# [STATED TASK]
Transcribe all of the records below line for line, without any changes, and omit the pictures from your answer.

• • • • •

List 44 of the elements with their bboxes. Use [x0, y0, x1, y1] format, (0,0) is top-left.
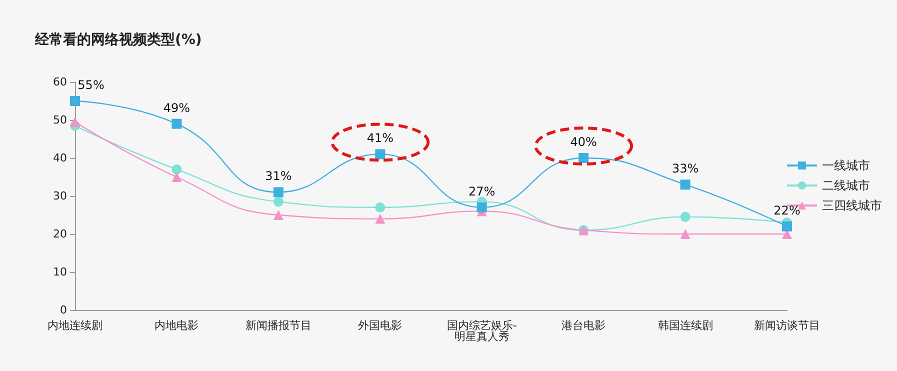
point — [680, 229, 690, 239]
data-label: 31% — [265, 169, 292, 184]
legend-label: 一线城市 — [822, 158, 870, 172]
data-label: 40% — [570, 135, 597, 149]
chart-title: 经常看的网络视频类型(%) — [34, 31, 202, 48]
point — [375, 149, 386, 160]
legend-label: 二线城市 — [822, 178, 870, 192]
y-tick-label: 0 — [60, 304, 67, 316]
data-label: 33% — [672, 162, 699, 176]
x-tick-label: 港台电影 — [562, 319, 606, 332]
y-tick-label: 60 — [53, 76, 67, 88]
point — [375, 202, 386, 212]
point — [273, 187, 284, 198]
point — [680, 212, 690, 222]
y-tick-label: 10 — [53, 266, 67, 278]
data-label: 49% — [163, 100, 190, 115]
point — [172, 118, 182, 129]
point — [375, 214, 386, 224]
point — [476, 202, 487, 212]
point — [273, 196, 284, 207]
data-label: 41% — [366, 131, 394, 146]
y-tick-label: 20 — [53, 228, 67, 240]
point — [578, 153, 589, 163]
point — [172, 164, 182, 174]
point — [782, 221, 792, 232]
point — [680, 180, 690, 190]
y-tick-label: 50 — [53, 114, 67, 126]
data-label: 55% — [78, 78, 104, 92]
y-tick-label: 40 — [53, 152, 67, 164]
x-tick-label: 内地连续剧 — [48, 319, 102, 332]
data-label: 22% — [774, 203, 800, 218]
x-tick-label: 内地电影 — [154, 319, 199, 332]
data-label: 27% — [468, 184, 496, 198]
y-tick-label: 30 — [53, 190, 67, 202]
point — [70, 96, 80, 106]
x-tick-label: 外国电影 — [358, 319, 402, 332]
point — [172, 172, 182, 182]
x-tick-label: 新闻播报节目 — [245, 319, 312, 332]
point — [70, 116, 80, 127]
point — [273, 210, 284, 220]
x-tick-label: 韩国连续剧 — [658, 319, 713, 332]
x-tick-label: 国内综艺娱乐-明星真人秀 — [446, 319, 517, 343]
legend-label: 三四线城市 — [822, 198, 882, 212]
x-tick-label: 新闻访谈节目 — [754, 319, 820, 332]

• • • • •

# [SOLUTION TO THE PROBLEM]
List 44 of the elements with their bboxes. Use [x0, y0, x1, y1] format, (0,0) is top-left.
point — [680, 229, 690, 239]
data-label: 31% — [265, 169, 292, 184]
legend-label: 一线城市 — [822, 158, 870, 172]
data-label: 40% — [570, 135, 597, 149]
chart-title: 经常看的网络视频类型(%) — [34, 31, 202, 48]
point — [375, 149, 386, 160]
legend-label: 二线城市 — [822, 178, 870, 192]
y-tick-label: 0 — [60, 304, 67, 316]
data-label: 33% — [672, 162, 699, 176]
x-tick-label: 港台电影 — [562, 319, 606, 332]
y-tick-label: 60 — [53, 76, 67, 88]
point — [375, 202, 386, 212]
point — [273, 187, 284, 198]
point — [680, 212, 690, 222]
y-tick-label: 10 — [53, 266, 67, 278]
data-label: 49% — [163, 100, 190, 115]
point — [172, 118, 182, 129]
point — [375, 214, 386, 224]
point — [476, 202, 487, 212]
point — [273, 196, 284, 207]
data-label: 41% — [366, 131, 394, 146]
y-tick-label: 20 — [53, 228, 67, 240]
point — [578, 153, 589, 163]
point — [172, 164, 182, 174]
point — [782, 221, 792, 232]
point — [680, 180, 690, 190]
y-tick-label: 50 — [53, 114, 67, 126]
data-label: 55% — [78, 78, 104, 92]
y-tick-label: 40 — [53, 152, 67, 164]
x-tick-label: 内地连续剧 — [48, 319, 102, 332]
data-label: 22% — [774, 203, 800, 218]
x-tick-label: 内地电影 — [154, 319, 199, 332]
data-label: 27% — [468, 184, 496, 198]
y-tick-label: 30 — [53, 190, 67, 202]
point — [70, 96, 80, 106]
x-tick-label: 外国电影 — [358, 319, 402, 332]
point — [172, 172, 182, 182]
x-tick-label: 新闻播报节目 — [245, 319, 312, 332]
point — [70, 116, 80, 127]
point — [273, 210, 284, 220]
x-tick-label: 韩国连续剧 — [658, 319, 713, 332]
x-tick-label: 国内综艺娱乐-明星真人秀 — [446, 319, 517, 343]
legend-label: 三四线城市 — [822, 198, 882, 212]
x-tick-label: 新闻访谈节目 — [754, 319, 820, 332]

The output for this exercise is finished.